### TO DO
Pictures in the data below are not part of the copy; transcribe everything else exactly.

=======

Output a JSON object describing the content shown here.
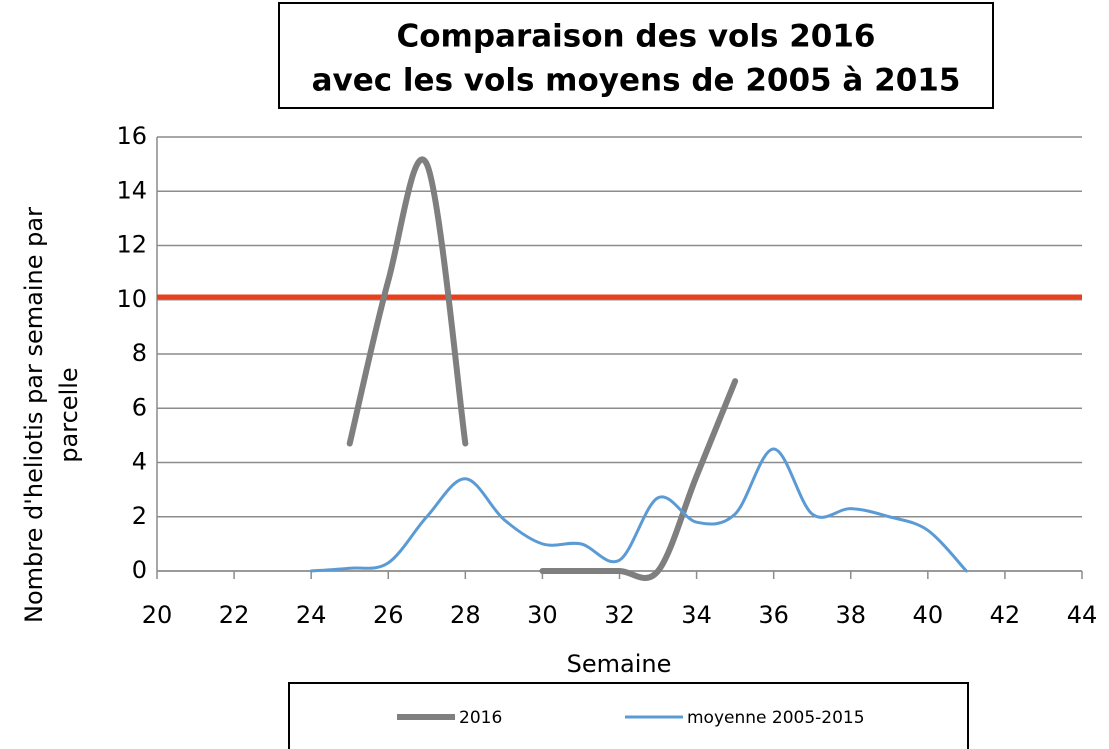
{
  "chart_data": {
    "type": "line",
    "title": [
      "Comparaison des vols 2016",
      "avec les vols moyens de 2005 à 2015"
    ],
    "xlabel": "Semaine",
    "ylabel": [
      "Nombre d'heliotis par semaine par",
      "parcelle"
    ],
    "x": [
      24,
      25,
      26,
      27,
      28,
      29,
      30,
      31,
      32,
      33,
      34,
      35,
      36,
      37,
      38,
      39,
      40,
      41
    ],
    "series": [
      {
        "name": "2016",
        "color": "#7f7f7f",
        "width": 6,
        "values": [
          null,
          4.7,
          10.7,
          15,
          4.7,
          null,
          0,
          0,
          0,
          0,
          3.5,
          7,
          null,
          null,
          null,
          null,
          null,
          null
        ]
      },
      {
        "name": "moyenne 2005-2015",
        "color": "#5b9bd5",
        "width": 3,
        "values": [
          0,
          0.1,
          0.3,
          2,
          3.4,
          1.9,
          1,
          1,
          0.4,
          2.7,
          1.8,
          2.1,
          4.5,
          2.1,
          2.3,
          2,
          1.5,
          0
        ]
      }
    ],
    "reference_line": {
      "value": 10.1,
      "color": "#e8401c"
    },
    "xlim": [
      20,
      44
    ],
    "xticks": [
      20,
      22,
      24,
      26,
      28,
      30,
      32,
      34,
      36,
      38,
      40,
      42,
      44
    ],
    "ylim": [
      0,
      16
    ],
    "yticks": [
      0,
      2,
      4,
      6,
      8,
      10,
      12,
      14,
      16
    ],
    "grid": true,
    "smooth": true,
    "legend": "bottom"
  }
}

=======

### TASK RESULT
Output a JSON object describing the content shown here.
{
  "chart_data": {
    "type": "line",
    "title": [
      "Comparaison des vols 2016",
      "avec les vols moyens de 2005 à 2015"
    ],
    "xlabel": "Semaine",
    "ylabel": [
      "Nombre d'heliotis par semaine par",
      "parcelle"
    ],
    "x": [
      24,
      25,
      26,
      27,
      28,
      29,
      30,
      31,
      32,
      33,
      34,
      35,
      36,
      37,
      38,
      39,
      40,
      41
    ],
    "series": [
      {
        "name": "2016",
        "color": "#7f7f7f",
        "width": 6,
        "values": [
          null,
          4.7,
          10.7,
          15,
          4.7,
          null,
          0,
          0,
          0,
          0,
          3.5,
          7,
          null,
          null,
          null,
          null,
          null,
          null
        ]
      },
      {
        "name": "moyenne 2005-2015",
        "color": "#5b9bd5",
        "width": 3,
        "values": [
          0,
          0.1,
          0.3,
          2,
          3.4,
          1.9,
          1,
          1,
          0.4,
          2.7,
          1.8,
          2.1,
          4.5,
          2.1,
          2.3,
          2,
          1.5,
          0
        ]
      }
    ],
    "reference_line": {
      "value": 10.1,
      "color": "#e8401c"
    },
    "xlim": [
      20,
      44
    ],
    "xticks": [
      20,
      22,
      24,
      26,
      28,
      30,
      32,
      34,
      36,
      38,
      40,
      42,
      44
    ],
    "ylim": [
      0,
      16
    ],
    "yticks": [
      0,
      2,
      4,
      6,
      8,
      10,
      12,
      14,
      16
    ],
    "grid": true,
    "smooth": true,
    "legend": "bottom"
  }
}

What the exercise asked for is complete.